- Information shown -
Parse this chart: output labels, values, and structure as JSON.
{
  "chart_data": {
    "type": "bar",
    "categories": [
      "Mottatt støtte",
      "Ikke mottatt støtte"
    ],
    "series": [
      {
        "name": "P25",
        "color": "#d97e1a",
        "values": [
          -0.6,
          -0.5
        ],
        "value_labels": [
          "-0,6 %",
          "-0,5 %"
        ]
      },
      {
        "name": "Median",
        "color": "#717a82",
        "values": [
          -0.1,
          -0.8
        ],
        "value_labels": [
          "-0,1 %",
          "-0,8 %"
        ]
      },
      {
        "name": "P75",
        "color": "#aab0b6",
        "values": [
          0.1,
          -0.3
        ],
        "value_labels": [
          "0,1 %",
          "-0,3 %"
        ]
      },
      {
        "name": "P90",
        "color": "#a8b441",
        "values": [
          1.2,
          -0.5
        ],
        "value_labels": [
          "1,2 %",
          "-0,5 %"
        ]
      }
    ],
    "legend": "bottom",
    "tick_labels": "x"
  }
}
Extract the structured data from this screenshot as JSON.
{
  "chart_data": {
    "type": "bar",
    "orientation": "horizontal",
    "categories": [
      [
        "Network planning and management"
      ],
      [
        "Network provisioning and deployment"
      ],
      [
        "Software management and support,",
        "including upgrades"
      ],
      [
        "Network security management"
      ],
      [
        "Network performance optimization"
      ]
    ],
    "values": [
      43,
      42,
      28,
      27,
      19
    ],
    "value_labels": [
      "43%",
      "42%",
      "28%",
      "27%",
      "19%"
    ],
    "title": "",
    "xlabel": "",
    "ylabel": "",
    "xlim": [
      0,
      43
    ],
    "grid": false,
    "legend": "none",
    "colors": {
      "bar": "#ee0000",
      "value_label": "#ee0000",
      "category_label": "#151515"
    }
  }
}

- Job -
Copy each line of the listing in which the word "Network" can be found.

- Result of this exercise -
        "Network planning and management"
        "Network provisioning and deployment"
        "Network security management"
        "Network performance optimization"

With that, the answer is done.